═════ SUPPLIED MATERIAL ═════

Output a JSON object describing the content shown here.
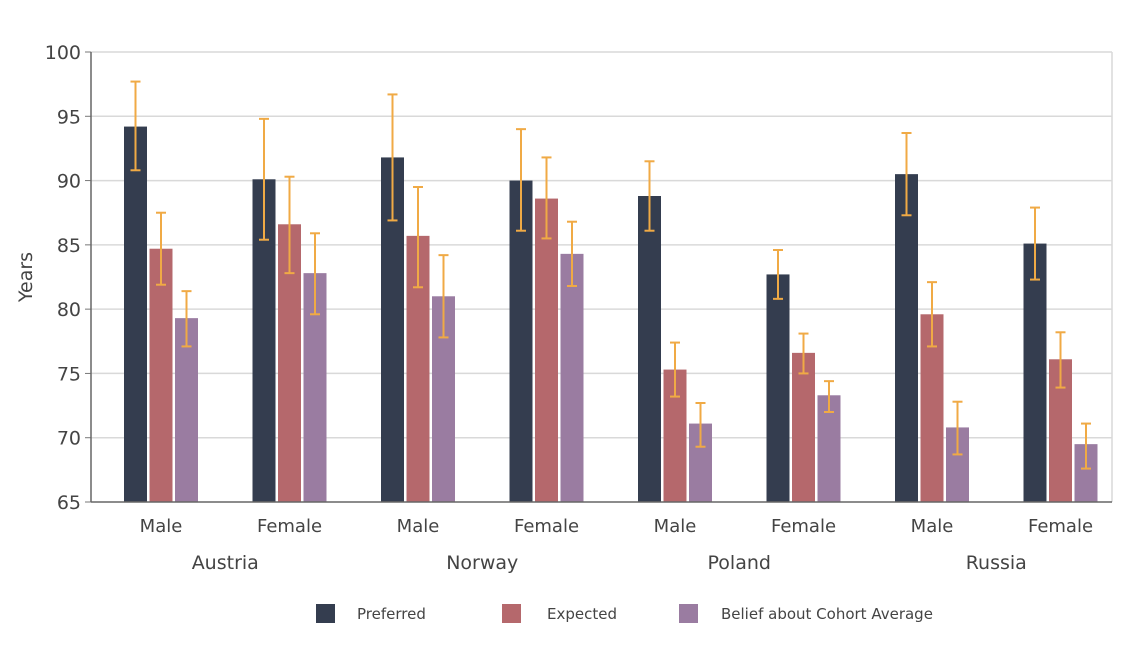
{
  "chart_data": {
    "type": "bar",
    "ylabel": "Years",
    "xlabel": "",
    "ylim": [
      65,
      100
    ],
    "yticks": [
      65,
      70,
      75,
      80,
      85,
      90,
      95,
      100
    ],
    "grid": true,
    "legend_position": "bottom",
    "countries": [
      "Austria",
      "Norway",
      "Poland",
      "Russia"
    ],
    "sexes": [
      "Male",
      "Female"
    ],
    "categories": [
      "Male",
      "Female",
      "Male",
      "Female",
      "Male",
      "Female",
      "Male",
      "Female"
    ],
    "series": [
      {
        "name": "Preferred",
        "color": "#343d4f",
        "values": [
          94.2,
          90.1,
          91.8,
          90.0,
          88.8,
          82.7,
          90.5,
          85.1
        ],
        "err_low": [
          90.8,
          85.4,
          86.9,
          86.1,
          86.1,
          80.8,
          87.3,
          82.3
        ],
        "err_high": [
          97.7,
          94.8,
          96.7,
          94.0,
          91.5,
          84.6,
          93.7,
          87.9
        ]
      },
      {
        "name": "Expected",
        "color": "#b5686c",
        "values": [
          84.7,
          86.6,
          85.7,
          88.6,
          75.3,
          76.6,
          79.6,
          76.1
        ],
        "err_low": [
          81.9,
          82.8,
          81.7,
          85.5,
          73.2,
          75.0,
          77.1,
          73.9
        ],
        "err_high": [
          87.5,
          90.3,
          89.5,
          91.8,
          77.4,
          78.1,
          82.1,
          78.2
        ]
      },
      {
        "name": "Belief about Cohort Average",
        "color": "#9a7ca1",
        "values": [
          79.3,
          82.8,
          81.0,
          84.3,
          71.1,
          73.3,
          70.8,
          69.5
        ],
        "err_low": [
          77.1,
          79.6,
          77.8,
          81.8,
          69.3,
          72.0,
          68.7,
          67.6
        ],
        "err_high": [
          81.4,
          85.9,
          84.2,
          86.8,
          72.7,
          74.4,
          72.8,
          71.1
        ]
      }
    ],
    "error_bar_color": "#f0aa45"
  }
}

═════

- [WORK REQUIRED] For the listing above, identify each line bearing "name".

- [ANSWER BELOW]
        "name": "Preferred",
        "name": "Expected",
        "name": "Belief about Cohort Average",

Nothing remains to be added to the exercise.